* _Task prompt_: Every record should be written out exactly, please.
● ● ● ● ● ● ●
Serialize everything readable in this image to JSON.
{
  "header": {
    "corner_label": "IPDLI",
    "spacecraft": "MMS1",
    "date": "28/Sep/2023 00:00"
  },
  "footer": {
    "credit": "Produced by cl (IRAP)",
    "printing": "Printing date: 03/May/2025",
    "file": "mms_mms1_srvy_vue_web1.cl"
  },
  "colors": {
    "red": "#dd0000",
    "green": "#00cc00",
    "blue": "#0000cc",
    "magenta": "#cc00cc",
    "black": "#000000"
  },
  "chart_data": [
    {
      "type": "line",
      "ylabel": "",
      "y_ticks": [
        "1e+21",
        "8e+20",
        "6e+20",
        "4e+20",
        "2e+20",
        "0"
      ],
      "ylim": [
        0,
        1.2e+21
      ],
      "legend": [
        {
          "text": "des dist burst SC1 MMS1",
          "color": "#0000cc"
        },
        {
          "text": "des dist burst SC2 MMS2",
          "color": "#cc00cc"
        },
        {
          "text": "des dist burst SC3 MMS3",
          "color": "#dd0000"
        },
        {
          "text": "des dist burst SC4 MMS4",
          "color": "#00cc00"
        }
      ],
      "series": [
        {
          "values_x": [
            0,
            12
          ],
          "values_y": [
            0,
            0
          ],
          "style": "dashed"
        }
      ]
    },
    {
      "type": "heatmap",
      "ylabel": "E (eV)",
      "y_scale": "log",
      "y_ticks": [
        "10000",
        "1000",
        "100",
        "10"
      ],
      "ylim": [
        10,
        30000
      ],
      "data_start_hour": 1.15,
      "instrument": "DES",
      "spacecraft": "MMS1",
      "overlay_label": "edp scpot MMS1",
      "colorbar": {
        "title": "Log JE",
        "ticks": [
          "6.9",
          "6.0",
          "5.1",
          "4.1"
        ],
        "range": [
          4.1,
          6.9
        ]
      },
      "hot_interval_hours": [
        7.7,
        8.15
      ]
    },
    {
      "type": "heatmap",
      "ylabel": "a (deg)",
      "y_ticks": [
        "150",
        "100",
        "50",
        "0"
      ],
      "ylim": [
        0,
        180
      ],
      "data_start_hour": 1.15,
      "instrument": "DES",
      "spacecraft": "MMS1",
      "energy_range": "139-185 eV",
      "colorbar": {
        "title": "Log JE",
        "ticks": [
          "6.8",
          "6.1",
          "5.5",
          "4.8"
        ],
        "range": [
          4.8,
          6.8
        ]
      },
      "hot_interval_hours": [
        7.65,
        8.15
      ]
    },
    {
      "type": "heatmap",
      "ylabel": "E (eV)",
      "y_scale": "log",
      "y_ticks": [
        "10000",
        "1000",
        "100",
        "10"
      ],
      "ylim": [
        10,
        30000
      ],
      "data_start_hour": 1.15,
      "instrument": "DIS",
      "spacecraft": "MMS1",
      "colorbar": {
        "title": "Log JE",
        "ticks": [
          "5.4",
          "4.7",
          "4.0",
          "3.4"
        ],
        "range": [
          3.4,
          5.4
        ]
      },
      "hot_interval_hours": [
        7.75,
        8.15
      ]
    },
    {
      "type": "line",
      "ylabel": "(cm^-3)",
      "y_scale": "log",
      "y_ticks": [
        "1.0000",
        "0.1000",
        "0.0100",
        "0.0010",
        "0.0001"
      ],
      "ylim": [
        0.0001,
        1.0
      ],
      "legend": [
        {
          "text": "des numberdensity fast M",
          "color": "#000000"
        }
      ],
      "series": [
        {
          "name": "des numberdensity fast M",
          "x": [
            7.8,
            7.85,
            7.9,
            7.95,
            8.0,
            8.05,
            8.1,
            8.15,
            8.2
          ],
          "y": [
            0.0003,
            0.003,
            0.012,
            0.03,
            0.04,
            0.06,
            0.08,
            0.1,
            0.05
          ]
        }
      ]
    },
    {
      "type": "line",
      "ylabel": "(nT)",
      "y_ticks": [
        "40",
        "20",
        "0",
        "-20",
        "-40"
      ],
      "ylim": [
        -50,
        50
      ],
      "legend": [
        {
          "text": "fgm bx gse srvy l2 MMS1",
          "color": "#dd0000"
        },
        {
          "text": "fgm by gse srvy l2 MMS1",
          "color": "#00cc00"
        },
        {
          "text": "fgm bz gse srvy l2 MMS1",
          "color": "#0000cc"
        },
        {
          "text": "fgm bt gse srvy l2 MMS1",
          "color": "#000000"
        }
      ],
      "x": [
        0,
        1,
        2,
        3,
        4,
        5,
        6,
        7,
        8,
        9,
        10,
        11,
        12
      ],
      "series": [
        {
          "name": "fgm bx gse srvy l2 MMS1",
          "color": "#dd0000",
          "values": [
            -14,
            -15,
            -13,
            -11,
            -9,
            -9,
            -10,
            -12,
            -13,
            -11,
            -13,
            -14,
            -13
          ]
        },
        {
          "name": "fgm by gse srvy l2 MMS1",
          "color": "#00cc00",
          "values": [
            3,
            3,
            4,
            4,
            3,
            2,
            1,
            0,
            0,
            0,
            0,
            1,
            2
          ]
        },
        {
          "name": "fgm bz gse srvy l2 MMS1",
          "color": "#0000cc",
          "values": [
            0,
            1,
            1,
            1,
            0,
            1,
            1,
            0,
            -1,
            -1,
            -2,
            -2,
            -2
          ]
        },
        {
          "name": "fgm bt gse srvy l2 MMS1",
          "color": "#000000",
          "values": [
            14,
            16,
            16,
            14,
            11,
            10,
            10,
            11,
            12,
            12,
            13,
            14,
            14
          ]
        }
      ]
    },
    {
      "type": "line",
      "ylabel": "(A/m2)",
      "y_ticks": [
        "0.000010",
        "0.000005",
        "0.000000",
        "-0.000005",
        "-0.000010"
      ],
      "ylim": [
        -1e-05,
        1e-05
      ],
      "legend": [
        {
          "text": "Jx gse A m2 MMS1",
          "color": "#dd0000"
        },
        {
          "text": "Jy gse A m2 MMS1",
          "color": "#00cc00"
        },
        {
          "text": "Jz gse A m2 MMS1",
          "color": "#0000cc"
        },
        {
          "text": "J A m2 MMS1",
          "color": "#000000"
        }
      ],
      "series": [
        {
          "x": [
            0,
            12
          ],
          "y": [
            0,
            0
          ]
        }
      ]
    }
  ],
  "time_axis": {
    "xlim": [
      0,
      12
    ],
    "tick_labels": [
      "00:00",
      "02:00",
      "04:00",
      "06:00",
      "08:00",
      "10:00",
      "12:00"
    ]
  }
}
● ● ● ● ● ● ●
* _Answer to this task_:
Serialize everything readable in this image to JSON.
{
  "header": {
    "corner_label": "IPDLI",
    "spacecraft": "MMS1",
    "date": "28/Sep/2023 00:00"
  },
  "footer": {
    "credit": "Produced by cl (IRAP)",
    "printing": "Printing date: 03/May/2025",
    "file": "mms_mms1_srvy_vue_web1.cl"
  },
  "colors": {
    "red": "#dd0000",
    "green": "#00cc00",
    "blue": "#0000cc",
    "magenta": "#cc00cc",
    "black": "#000000"
  },
  "chart_data": [
    {
      "type": "line",
      "ylabel": "",
      "y_ticks": [
        "1e+21",
        "8e+20",
        "6e+20",
        "4e+20",
        "2e+20",
        "0"
      ],
      "ylim": [
        0,
        1.2e+21
      ],
      "legend": [
        {
          "text": "des dist burst SC1 MMS1",
          "color": "#0000cc"
        },
        {
          "text": "des dist burst SC2 MMS2",
          "color": "#cc00cc"
        },
        {
          "text": "des dist burst SC3 MMS3",
          "color": "#dd0000"
        },
        {
          "text": "des dist burst SC4 MMS4",
          "color": "#00cc00"
        }
      ],
      "series": [
        {
          "values_x": [
            0,
            12
          ],
          "values_y": [
            0,
            0
          ],
          "style": "dashed"
        }
      ]
    },
    {
      "type": "heatmap",
      "ylabel": "E (eV)",
      "y_scale": "log",
      "y_ticks": [
        "10000",
        "1000",
        "100",
        "10"
      ],
      "ylim": [
        10,
        30000
      ],
      "data_start_hour": 1.15,
      "instrument": "DES",
      "spacecraft": "MMS1",
      "overlay_label": "edp scpot MMS1",
      "colorbar": {
        "title": "Log JE",
        "ticks": [
          "6.9",
          "6.0",
          "5.1",
          "4.1"
        ],
        "range": [
          4.1,
          6.9
        ]
      },
      "hot_interval_hours": [
        7.7,
        8.15
      ]
    },
    {
      "type": "heatmap",
      "ylabel": "a (deg)",
      "y_ticks": [
        "150",
        "100",
        "50",
        "0"
      ],
      "ylim": [
        0,
        180
      ],
      "data_start_hour": 1.15,
      "instrument": "DES",
      "spacecraft": "MMS1",
      "energy_range": "139-185 eV",
      "colorbar": {
        "title": "Log JE",
        "ticks": [
          "6.8",
          "6.1",
          "5.5",
          "4.8"
        ],
        "range": [
          4.8,
          6.8
        ]
      },
      "hot_interval_hours": [
        7.65,
        8.15
      ]
    },
    {
      "type": "heatmap",
      "ylabel": "E (eV)",
      "y_scale": "log",
      "y_ticks": [
        "10000",
        "1000",
        "100",
        "10"
      ],
      "ylim": [
        10,
        30000
      ],
      "data_start_hour": 1.15,
      "instrument": "DIS",
      "spacecraft": "MMS1",
      "colorbar": {
        "title": "Log JE",
        "ticks": [
          "5.4",
          "4.7",
          "4.0",
          "3.4"
        ],
        "range": [
          3.4,
          5.4
        ]
      },
      "hot_interval_hours": [
        7.75,
        8.15
      ]
    },
    {
      "type": "line",
      "ylabel": "(cm^-3)",
      "y_scale": "log",
      "y_ticks": [
        "1.0000",
        "0.1000",
        "0.0100",
        "0.0010",
        "0.0001"
      ],
      "ylim": [
        0.0001,
        1.0
      ],
      "legend": [
        {
          "text": "des numberdensity fast M",
          "color": "#000000"
        }
      ],
      "series": [
        {
          "name": "des numberdensity fast M",
          "x": [
            7.8,
            7.85,
            7.9,
            7.95,
            8.0,
            8.05,
            8.1,
            8.15,
            8.2
          ],
          "y": [
            0.0003,
            0.003,
            0.012,
            0.03,
            0.04,
            0.06,
            0.08,
            0.1,
            0.05
          ]
        }
      ]
    },
    {
      "type": "line",
      "ylabel": "(nT)",
      "y_ticks": [
        "40",
        "20",
        "0",
        "-20",
        "-40"
      ],
      "ylim": [
        -50,
        50
      ],
      "legend": [
        {
          "text": "fgm bx gse srvy l2 MMS1",
          "color": "#dd0000"
        },
        {
          "text": "fgm by gse srvy l2 MMS1",
          "color": "#00cc00"
        },
        {
          "text": "fgm bz gse srvy l2 MMS1",
          "color": "#0000cc"
        },
        {
          "text": "fgm bt gse srvy l2 MMS1",
          "color": "#000000"
        }
      ],
      "x": [
        0,
        1,
        2,
        3,
        4,
        5,
        6,
        7,
        8,
        9,
        10,
        11,
        12
      ],
      "series": [
        {
          "name": "fgm bx gse srvy l2 MMS1",
          "color": "#dd0000",
          "values": [
            -14,
            -15,
            -13,
            -11,
            -9,
            -9,
            -10,
            -12,
            -13,
            -11,
            -13,
            -14,
            -13
          ]
        },
        {
          "name": "fgm by gse srvy l2 MMS1",
          "color": "#00cc00",
          "values": [
            3,
            3,
            4,
            4,
            3,
            2,
            1,
            0,
            0,
            0,
            0,
            1,
            2
          ]
        },
        {
          "name": "fgm bz gse srvy l2 MMS1",
          "color": "#0000cc",
          "values": [
            0,
            1,
            1,
            1,
            0,
            1,
            1,
            0,
            -1,
            -1,
            -2,
            -2,
            -2
          ]
        },
        {
          "name": "fgm bt gse srvy l2 MMS1",
          "color": "#000000",
          "values": [
            14,
            16,
            16,
            14,
            11,
            10,
            10,
            11,
            12,
            12,
            13,
            14,
            14
          ]
        }
      ]
    },
    {
      "type": "line",
      "ylabel": "(A/m2)",
      "y_ticks": [
        "0.000010",
        "0.000005",
        "0.000000",
        "-0.000005",
        "-0.000010"
      ],
      "ylim": [
        -1e-05,
        1e-05
      ],
      "legend": [
        {
          "text": "Jx gse A m2 MMS1",
          "color": "#dd0000"
        },
        {
          "text": "Jy gse A m2 MMS1",
          "color": "#00cc00"
        },
        {
          "text": "Jz gse A m2 MMS1",
          "color": "#0000cc"
        },
        {
          "text": "J A m2 MMS1",
          "color": "#000000"
        }
      ],
      "series": [
        {
          "x": [
            0,
            12
          ],
          "y": [
            0,
            0
          ]
        }
      ]
    }
  ],
  "time_axis": {
    "xlim": [
      0,
      12
    ],
    "tick_labels": [
      "00:00",
      "02:00",
      "04:00",
      "06:00",
      "08:00",
      "10:00",
      "12:00"
    ]
  }
}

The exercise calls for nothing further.